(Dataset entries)
○ ○ ○

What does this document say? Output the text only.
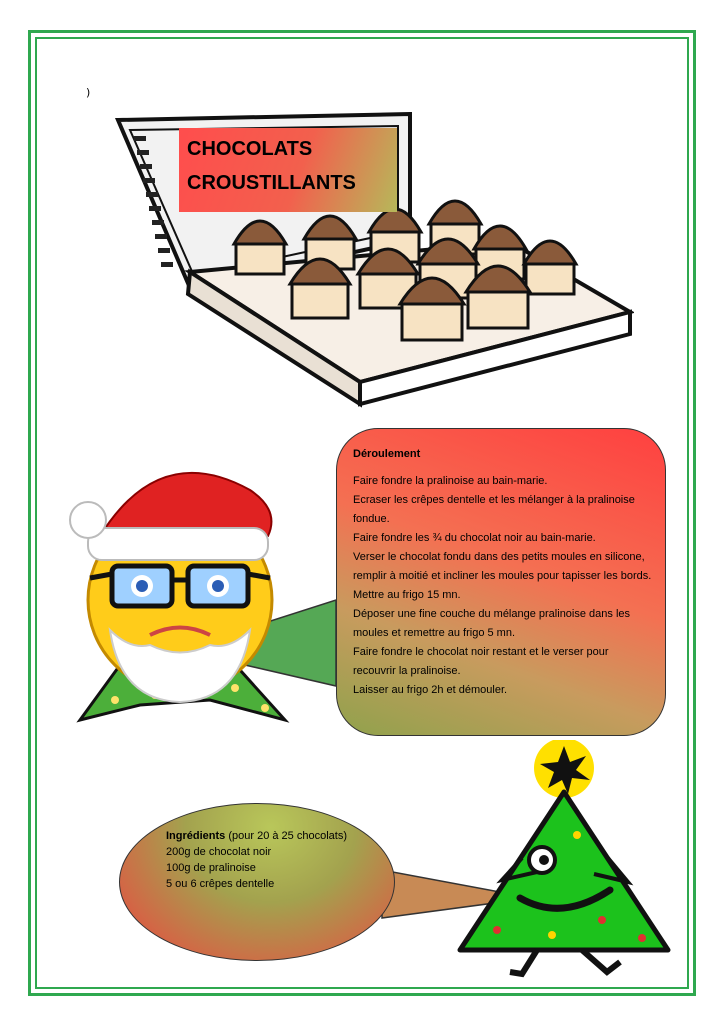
)
CHOCOLATS
CROUSTILLANTS
Déroulement
Faire fondre la pralinoise au bain-marie.
Ecraser les crêpes dentelle et les mélanger à la pralinoise fondue.
Faire fondre les ¾ du chocolat noir au bain-marie.
Verser le chocolat fondu dans des petits moules en silicone, remplir à moitié et incliner les moules pour tapisser les bords.
Mettre au frigo 15 mn.
Déposer une fine couche du mélange pralinoise dans les moules et remettre au frigo 5 mn.
Faire fondre le chocolat noir restant et le verser pour recouvrir la pralinoise.
Laisser au frigo 2h et démouler.
Ingrédients (pour 20 à 25 chocolats)
200g de chocolat noir
100g de pralinoise
5 ou 6 crêpes dentelle
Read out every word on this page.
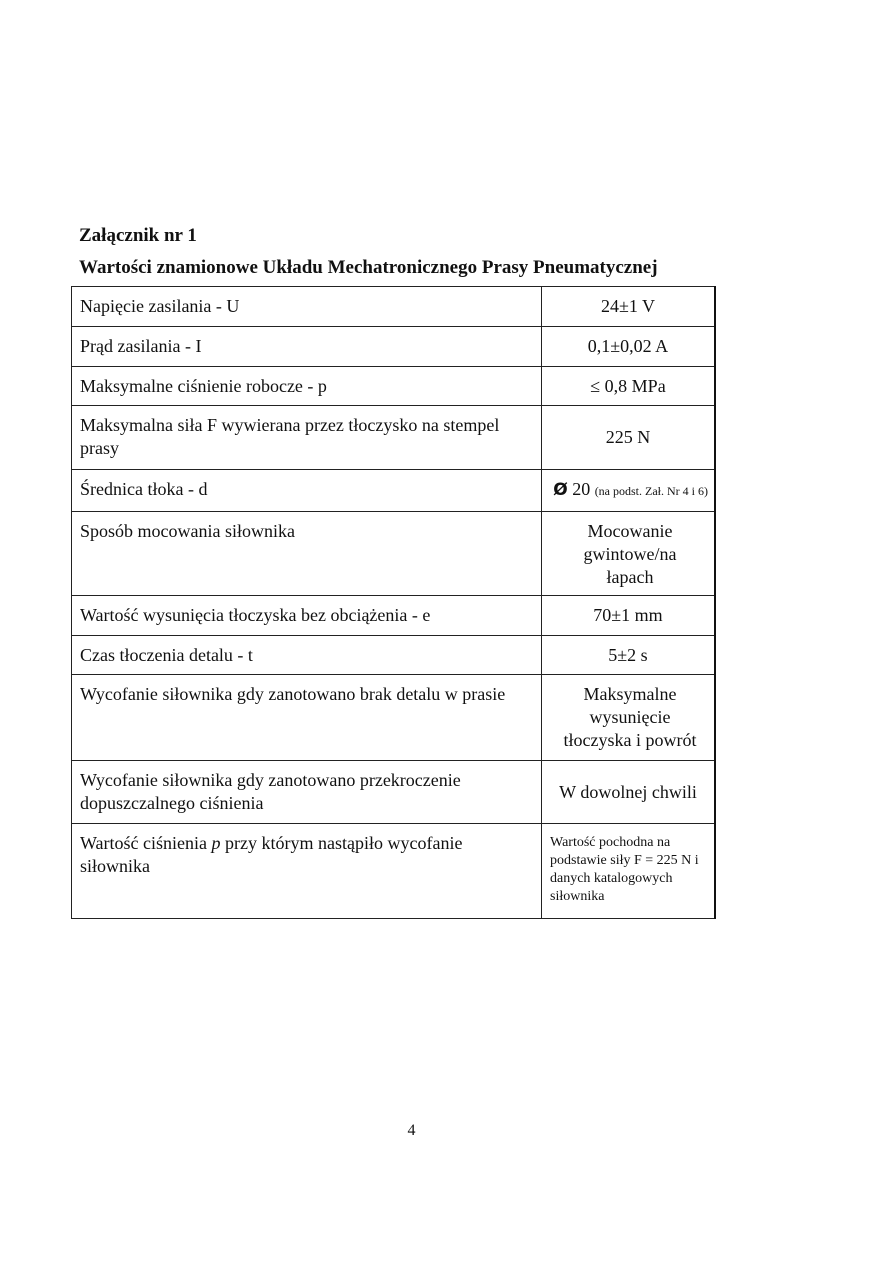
Załącznik nr 1
Wartości znamionowe Układu Mechatronicznego Prasy Pneumatycznej
Napięcie zasilania - U	24±1 V
Prąd zasilania - I	0,1±0,02 A
Maksymalne ciśnienie robocze - p	≤ 0,8 MPa
Maksymalna siła F wywierana przez tłoczysko na stempel prasy	225 N
Średnica tłoka - d	Ø 20 (na podst. Zał. Nr 4 i 6)
Sposób mocowania siłownika	Mocowanie gwintowe/na łapach
Wartość wysunięcia tłoczyska bez obciążenia - e	70±1 mm
Czas tłoczenia detalu - t	5±2 s
Wycofanie siłownika gdy zanotowano brak detalu w prasie	Maksymalne wysunięcie tłoczyska i powrót
Wycofanie siłownika gdy zanotowano przekroczenie dopuszczalnego ciśnienia	W dowolnej chwili
Wartość ciśnienia p przy którym nastąpiło wycofanie siłownika	Wartość pochodna na podstawie siły F = 225 N i danych katalogowych siłownika
4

○ ○ ○

[Exercise details]:
Without the pictures, write out the whole listing above exactly as it appears.

[Problem solution]:
What does this document say? Output the text only.
)
CHOCOLATS
CROUSTILLANTS
Déroulement
Faire fondre la pralinoise au bain-marie.
Ecraser les crêpes dentelle et les mélanger à la pralinoise fondue.
Faire fondre les ¾ du chocolat noir au bain-marie.
Verser le chocolat fondu dans des petits moules en silicone, remplir à moitié et incliner les moules pour tapisser les bords.
Mettre au frigo 15 mn.
Déposer une fine couche du mélange pralinoise dans les moules et remettre au frigo 5 mn.
Faire fondre le chocolat noir restant et le verser pour recouvrir la pralinoise.
Laisser au frigo 2h et démouler.
Ingrédients (pour 20 à 25 chocolats)
200g de chocolat noir
100g de pralinoise
5 ou 6 crêpes dentelle
Read out every word on this page.
Załącznik nr 1
Wartości znamionowe Układu Mechatronicznego Prasy Pneumatycznej
Napięcie zasilania - U	24±1 V
Prąd zasilania - I	0,1±0,02 A
Maksymalne ciśnienie robocze - p	≤ 0,8 MPa
Maksymalna siła F wywierana przez tłoczysko na stempel prasy	225 N
Średnica tłoka - d	Ø 20 (na podst. Zał. Nr 4 i 6)
Sposób mocowania siłownika	Mocowanie gwintowe/na łapach
Wartość wysunięcia tłoczyska bez obciążenia - e	70±1 mm
Czas tłoczenia detalu - t	5±2 s
Wycofanie siłownika gdy zanotowano brak detalu w prasie	Maksymalne wysunięcie tłoczyska i powrót
Wycofanie siłownika gdy zanotowano przekroczenie dopuszczalnego ciśnienia	W dowolnej chwili
Wartość ciśnienia p przy którym nastąpiło wycofanie siłownika	Wartość pochodna na podstawie siły F = 225 N i danych katalogowych siłownika
4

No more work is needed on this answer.